» **Set problem**
Transcribe each entry below exactly. Pictures do not go in the copy.
◇ ◇ ◇
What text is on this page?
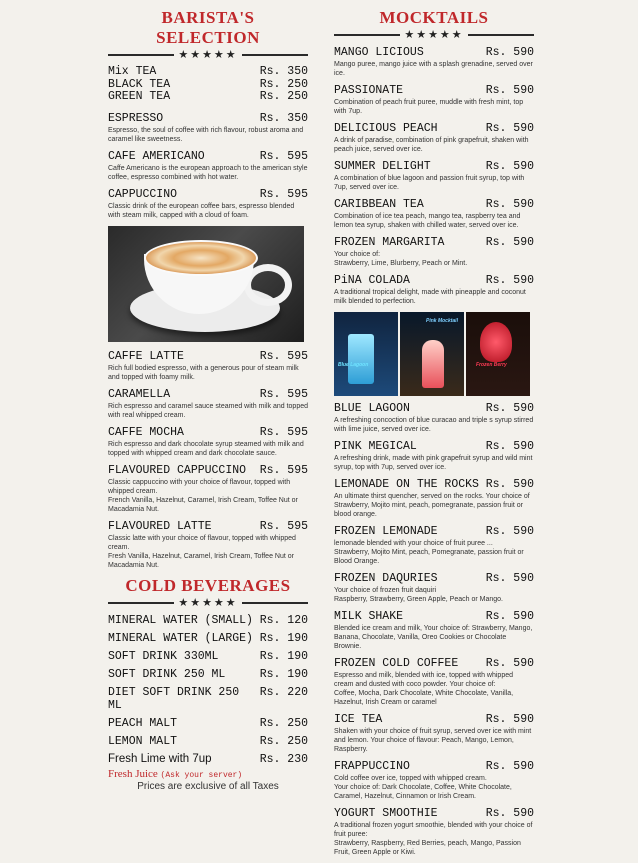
BARISTA'S SELECTION
★★★★★
Mix TEA	Rs. 350
BLACK TEA	Rs. 250
GREEN TEA	Rs. 250
ESPRESSO	Rs. 350
Espresso, the soul of coffee with rich flavour, robust aroma and caramel like sweetness.
CAFE AMERICANO	Rs. 595
Caffe Americano is the european approach to the american style coffee, espresso combined with hot water.
CAPPUCCINO	Rs. 595
Classic drink of the european coffee bars, espresso blended with steam milk, capped with a cloud of foam.
CAFFE LATTE	Rs. 595
Rich full bodied espresso, with a generous pour of steam milk and topped with foamy milk.
CARAMELLA	Rs. 595
Rich espresso and caramel sauce steamed with milk and topped with real whipped cream.
CAFFE MOCHA	Rs. 595
Rich espresso and dark chocolate syrup steamed with milk and topped with whipped cream and dark chocolate sauce.
FLAVOURED CAPPUCCINO Rs. 595
Classic cappuccino with your choice of flavour, topped with whipped cream.
French Vanilla, Hazelnut, Caramel, Irish Cream, Toffee Nut or Macadamia Nut.
FLAVOURED LATTE	Rs. 595
Classic latte with your choice of flavour, topped with whipped cream.
Fresh Vanilla, Hazelnut, Caramel, Irish Cream, Toffee Nut or Macadamia Nut.
COLD BEVERAGES
★★★★★
MINERAL WATER (SMALL) Rs. 120
MINERAL WATER (LARGE) Rs. 190
SOFT DRINK 330ML	Rs. 190
SOFT DRINK 250 ML	Rs. 190
DIET SOFT DRINK 250 ML
Rs. 220
PEACH MALT	Rs. 250
LEMON MALT	Rs. 250
Fresh Lime with 7up	Rs. 230
Fresh Juice (Ask your server)
Prices are exclusive of all Taxes
MOCKTAILS
★★★★★
MANGO LICIOUS	Rs. 590
Mango puree, mango juice with a splash grenadine, served over ice.
PASSIONATE	Rs. 590
Combination of peach fruit puree, muddle with fresh mint, top with 7up.
DELICIOUS PEACH	Rs. 590
A drink of paradise, combination of pink grapefruit, shaken with peach juice, served over ice.
SUMMER DELIGHT	Rs. 590
A combination of blue lagoon and passion fruit syrup, top with 7up, served over ice.
CARIBBEAN TEA	Rs. 590
Combination of ice tea peach, mango tea, raspberry tea and lemon tea syrup, shaken with chilled water, served over ice.
FROZEN MARGARITA	Rs. 590
Your choice of:
Strawberry, Lime, Blurberry, Peach or Mint.
PiNA COLADA	Rs. 590
A traditional tropical delight, made with pineapple and coconut milk blended to perfection.
Blue Lagoon
Pink Mocktail
Frozen Berry
BLUE LAGOON	Rs. 590
A refreshing concoction of blue curacao and triple s syrup stirred with lime juice, served over ice.
PINK MEGICAL	Rs. 590
A refreshing drink, made with pink grapefruit syrup and wild mint syrup, top with 7up, served over ice.
LEMONADE ON THE ROCKS Rs. 590
An ultimate thirst quencher, served on the rocks. Your choice of Strawberry, Mojito mint, peach, pomegranate, passion fruit or blood orange.
FROZEN LEMONADE	Rs. 590
lemonade blended with your choice of fruit puree ...
Strawberry, Mojito Mint, peach, Pomegranate, passion fruit or Blood Orange.
FROZEN DAQURIES	Rs. 590
Your choice of frozen fruit daquiri
Raspberry, Strawberry, Green Apple, Peach or Mango.
MILK SHAKE	Rs. 590
Blended ice cream and milk, Your choice of: Strawberry, Mango, Banana, Chocolate, Vanilla, Oreo Cookies or Chocolate Brownie.
FROZEN COLD COFFEE Rs. 590
Espresso and milk, blended with ice, topped with whipped cream and dusted with coco powder. Your choice of:
Coffee, Mocha, Dark Chocolate, White Chocolate, Vanilla, Hazelnut, Irish Cream or caramel
ICE TEA	Rs. 590
Shaken with your choice of fruit syrup, served over ice with mint and lemon. Your choice of flavour: Peach, Mango, Lemon, Raspberry.
FRAPPUCCINO	Rs. 590
Cold coffee over ice, topped with whipped cream.
Your choice of: Dark Chocolate, Coffee, White Chocolate, Caramel, Hazelnut, Cinnamon or Irish Cream.
YOGURT SMOOTHIE	Rs. 590
A traditional frozen yogurt smoothie, blended with your choice of fruit puree:
Strawberry, Raspberry, Red Berries, peach, Mango, Passion Fruit, Green Apple or Kiwi.
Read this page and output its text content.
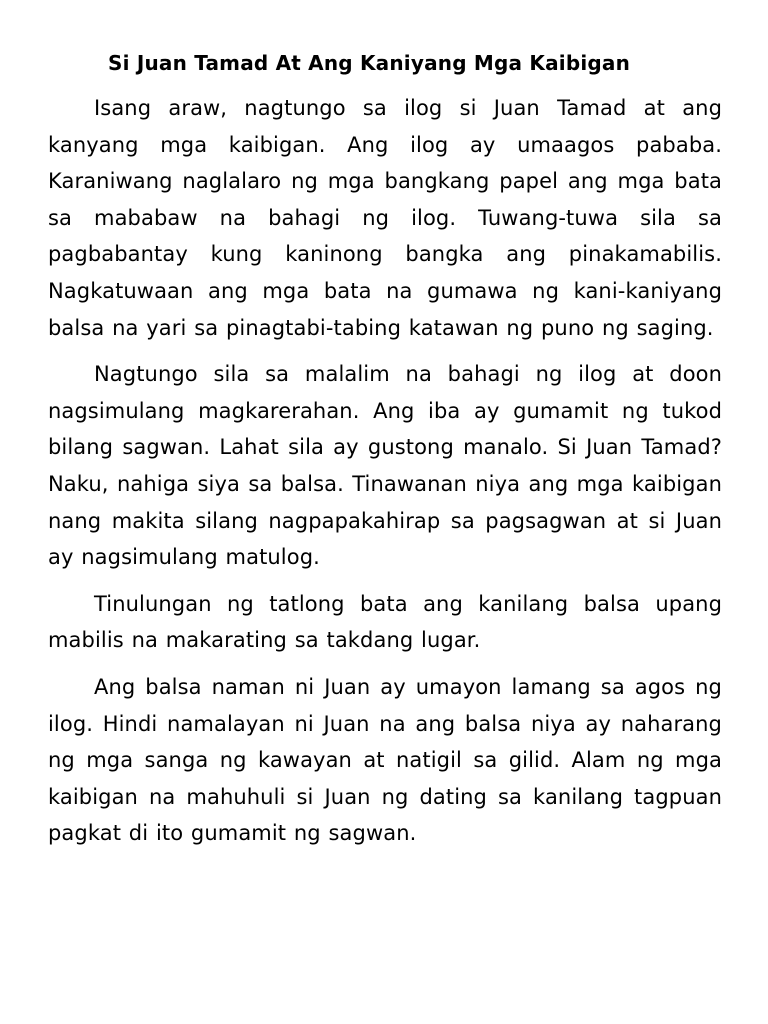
Si Juan Tamad At Ang Kaniyang Mga Kaibigan

Isang araw, nagtungo sa ilog si Juan Tamad at ang kanyang mga kaibigan. Ang ilog ay umaagos pababa. Karaniwang naglalaro ng mga bangkang papel ang mga bata sa mababaw na bahagi ng ilog. Tuwang-tuwa sila sa pagbabantay kung kaninong bangka ang pinakamabilis. Nagkatuwaan ang mga bata na gumawa ng kani-kaniyang balsa na yari sa pinagtabi-tabing katawan ng puno ng saging.

Nagtungo sila sa malalim na bahagi ng ilog at doon nagsimulang magkarerahan. Ang iba ay gumamit ng tukod bilang sagwan. Lahat sila ay gustong manalo. Si Juan Tamad? Naku, nahiga siya sa balsa. Tinawanan niya ang mga kaibigan nang makita silang nagpapakahirap sa pagsagwan at si Juan ay nagsimulang matulog.

Tinulungan ng tatlong bata ang kanilang balsa upang mabilis na makarating sa takdang lugar.

Ang balsa naman ni Juan ay umayon lamang sa agos ng ilog. Hindi namalayan ni Juan na ang balsa niya ay naharang ng mga sanga ng kawayan at natigil sa gilid. Alam ng mga kaibigan na mahuhuli si Juan ng dating sa kanilang tagpuan pagkat di ito gumamit ng sagwan.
◇ ◇ ◇
» **Complete response**
What text is on this page?
BARISTA'S SELECTION
★★★★★
Mix TEA	Rs. 350
BLACK TEA	Rs. 250
GREEN TEA	Rs. 250
ESPRESSO	Rs. 350
Espresso, the soul of coffee with rich flavour, robust aroma and caramel like sweetness.
CAFE AMERICANO	Rs. 595
Caffe Americano is the european approach to the american style coffee, espresso combined with hot water.
CAPPUCCINO	Rs. 595
Classic drink of the european coffee bars, espresso blended with steam milk, capped with a cloud of foam.
CAFFE LATTE	Rs. 595
Rich full bodied espresso, with a generous pour of steam milk and topped with foamy milk.
CARAMELLA	Rs. 595
Rich espresso and caramel sauce steamed with milk and topped with real whipped cream.
CAFFE MOCHA	Rs. 595
Rich espresso and dark chocolate syrup steamed with milk and topped with whipped cream and dark chocolate sauce.
FLAVOURED CAPPUCCINO Rs. 595
Classic cappuccino with your choice of flavour, topped with whipped cream.
French Vanilla, Hazelnut, Caramel, Irish Cream, Toffee Nut or Macadamia Nut.
FLAVOURED LATTE	Rs. 595
Classic latte with your choice of flavour, topped with whipped cream.
Fresh Vanilla, Hazelnut, Caramel, Irish Cream, Toffee Nut or Macadamia Nut.
COLD BEVERAGES
★★★★★
MINERAL WATER (SMALL) Rs. 120
MINERAL WATER (LARGE) Rs. 190
SOFT DRINK 330ML	Rs. 190
SOFT DRINK 250 ML	Rs. 190
DIET SOFT DRINK 250 ML
Rs. 220
PEACH MALT	Rs. 250
LEMON MALT	Rs. 250
Fresh Lime with 7up	Rs. 230
Fresh Juice (Ask your server)
Prices are exclusive of all Taxes
MOCKTAILS
★★★★★
MANGO LICIOUS	Rs. 590
Mango puree, mango juice with a splash grenadine, served over ice.
PASSIONATE	Rs. 590
Combination of peach fruit puree, muddle with fresh mint, top with 7up.
DELICIOUS PEACH	Rs. 590
A drink of paradise, combination of pink grapefruit, shaken with peach juice, served over ice.
SUMMER DELIGHT	Rs. 590
A combination of blue lagoon and passion fruit syrup, top with 7up, served over ice.
CARIBBEAN TEA	Rs. 590
Combination of ice tea peach, mango tea, raspberry tea and lemon tea syrup, shaken with chilled water, served over ice.
FROZEN MARGARITA	Rs. 590
Your choice of:
Strawberry, Lime, Blurberry, Peach or Mint.
PiNA COLADA	Rs. 590
A traditional tropical delight, made with pineapple and coconut milk blended to perfection.
Blue Lagoon
Pink Mocktail
Frozen Berry
BLUE LAGOON	Rs. 590
A refreshing concoction of blue curacao and triple s syrup stirred with lime juice, served over ice.
PINK MEGICAL	Rs. 590
A refreshing drink, made with pink grapefruit syrup and wild mint syrup, top with 7up, served over ice.
LEMONADE ON THE ROCKS Rs. 590
An ultimate thirst quencher, served on the rocks. Your choice of Strawberry, Mojito mint, peach, pomegranate, passion fruit or blood orange.
FROZEN LEMONADE	Rs. 590
lemonade blended with your choice of fruit puree ...
Strawberry, Mojito Mint, peach, Pomegranate, passion fruit or Blood Orange.
FROZEN DAQURIES	Rs. 590
Your choice of frozen fruit daquiri
Raspberry, Strawberry, Green Apple, Peach or Mango.
MILK SHAKE	Rs. 590
Blended ice cream and milk, Your choice of: Strawberry, Mango, Banana, Chocolate, Vanilla, Oreo Cookies or Chocolate Brownie.
FROZEN COLD COFFEE Rs. 590
Espresso and milk, blended with ice, topped with whipped cream and dusted with coco powder. Your choice of:
Coffee, Mocha, Dark Chocolate, White Chocolate, Vanilla, Hazelnut, Irish Cream or caramel
ICE TEA	Rs. 590
Shaken with your choice of fruit syrup, served over ice with mint and lemon. Your choice of flavour: Peach, Mango, Lemon, Raspberry.
FRAPPUCCINO	Rs. 590
Cold coffee over ice, topped with whipped cream.
Your choice of: Dark Chocolate, Coffee, White Chocolate, Caramel, Hazelnut, Cinnamon or Irish Cream.
YOGURT SMOOTHIE	Rs. 590
A traditional frozen yogurt smoothie, blended with your choice of fruit puree:
Strawberry, Raspberry, Red Berries, peach, Mango, Passion Fruit, Green Apple or Kiwi.
Read this page and output its text content.
Si Juan Tamad At Ang Kaniyang Mga Kaibigan

Isang araw, nagtungo sa ilog si Juan Tamad at ang kanyang mga kaibigan. Ang ilog ay umaagos pababa. Karaniwang naglalaro ng mga bangkang papel ang mga bata sa mababaw na bahagi ng ilog. Tuwang-tuwa sila sa pagbabantay kung kaninong bangka ang pinakamabilis. Nagkatuwaan ang mga bata na gumawa ng kani-kaniyang balsa na yari sa pinagtabi-tabing katawan ng puno ng saging.

Nagtungo sila sa malalim na bahagi ng ilog at doon nagsimulang magkarerahan. Ang iba ay gumamit ng tukod bilang sagwan. Lahat sila ay gustong manalo. Si Juan Tamad? Naku, nahiga siya sa balsa. Tinawanan niya ang mga kaibigan nang makita silang nagpapakahirap sa pagsagwan at si Juan ay nagsimulang matulog.

Tinulungan ng tatlong bata ang kanilang balsa upang mabilis na makarating sa takdang lugar.

Ang balsa naman ni Juan ay umayon lamang sa agos ng ilog. Hindi namalayan ni Juan na ang balsa niya ay naharang ng mga sanga ng kawayan at natigil sa gilid. Alam ng mga kaibigan na mahuhuli si Juan ng dating sa kanilang tagpuan pagkat di ito gumamit ng sagwan.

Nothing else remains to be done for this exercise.